Items from a dataset
----
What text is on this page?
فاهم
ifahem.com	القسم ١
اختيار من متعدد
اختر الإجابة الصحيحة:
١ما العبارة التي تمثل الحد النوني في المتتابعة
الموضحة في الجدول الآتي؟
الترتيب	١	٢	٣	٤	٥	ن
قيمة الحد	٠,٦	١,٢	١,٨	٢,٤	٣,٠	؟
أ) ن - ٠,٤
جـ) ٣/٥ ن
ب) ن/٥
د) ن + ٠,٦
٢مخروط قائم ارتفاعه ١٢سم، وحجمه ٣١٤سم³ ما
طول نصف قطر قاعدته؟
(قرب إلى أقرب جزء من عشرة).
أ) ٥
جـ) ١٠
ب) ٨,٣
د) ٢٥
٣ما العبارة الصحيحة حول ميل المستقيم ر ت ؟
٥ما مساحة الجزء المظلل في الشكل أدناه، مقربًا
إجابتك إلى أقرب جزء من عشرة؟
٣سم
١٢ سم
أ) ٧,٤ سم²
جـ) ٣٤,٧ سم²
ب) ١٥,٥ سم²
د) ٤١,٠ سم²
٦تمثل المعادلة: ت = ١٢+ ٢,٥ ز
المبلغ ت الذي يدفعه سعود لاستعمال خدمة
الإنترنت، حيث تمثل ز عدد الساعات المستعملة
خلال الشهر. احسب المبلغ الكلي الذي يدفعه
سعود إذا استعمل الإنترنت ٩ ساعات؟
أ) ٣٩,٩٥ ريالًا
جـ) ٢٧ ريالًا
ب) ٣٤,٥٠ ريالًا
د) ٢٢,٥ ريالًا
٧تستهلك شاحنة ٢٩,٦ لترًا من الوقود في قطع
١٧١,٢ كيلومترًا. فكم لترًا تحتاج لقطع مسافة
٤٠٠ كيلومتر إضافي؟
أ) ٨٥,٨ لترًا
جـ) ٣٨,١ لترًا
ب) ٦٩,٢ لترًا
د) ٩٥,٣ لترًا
----
**STATED GOAL**
Every entry should be printed again exactly as it stands.

**FINISHED TASK**
What text is on this page?
فاهم
ifahem.com	القسم ١
اختيار من متعدد
اختر الإجابة الصحيحة:
١ما العبارة التي تمثل الحد النوني في المتتابعة
الموضحة في الجدول الآتي؟
الترتيب	١	٢	٣	٤	٥	ن
قيمة الحد	٠,٦	١,٢	١,٨	٢,٤	٣,٠	؟
أ) ن - ٠,٤
جـ) ٣/٥ ن
ب) ن/٥
د) ن + ٠,٦
٢مخروط قائم ارتفاعه ١٢سم، وحجمه ٣١٤سم³ ما
طول نصف قطر قاعدته؟
(قرب إلى أقرب جزء من عشرة).
أ) ٥
جـ) ١٠
ب) ٨,٣
د) ٢٥
٣ما العبارة الصحيحة حول ميل المستقيم ر ت ؟
٥ما مساحة الجزء المظلل في الشكل أدناه، مقربًا
إجابتك إلى أقرب جزء من عشرة؟
٣سم
١٢ سم
أ) ٧,٤ سم²
جـ) ٣٤,٧ سم²
ب) ١٥,٥ سم²
د) ٤١,٠ سم²
٦تمثل المعادلة: ت = ١٢+ ٢,٥ ز
المبلغ ت الذي يدفعه سعود لاستعمال خدمة
الإنترنت، حيث تمثل ز عدد الساعات المستعملة
خلال الشهر. احسب المبلغ الكلي الذي يدفعه
سعود إذا استعمل الإنترنت ٩ ساعات؟
أ) ٣٩,٩٥ ريالًا
جـ) ٢٧ ريالًا
ب) ٣٤,٥٠ ريالًا
د) ٢٢,٥ ريالًا
٧تستهلك شاحنة ٢٩,٦ لترًا من الوقود في قطع
١٧١,٢ كيلومترًا. فكم لترًا تحتاج لقطع مسافة
٤٠٠ كيلومتر إضافي؟
أ) ٨٥,٨ لترًا
جـ) ٣٨,١ لترًا
ب) ٦٩,٢ لترًا
د) ٩٥,٣ لترًا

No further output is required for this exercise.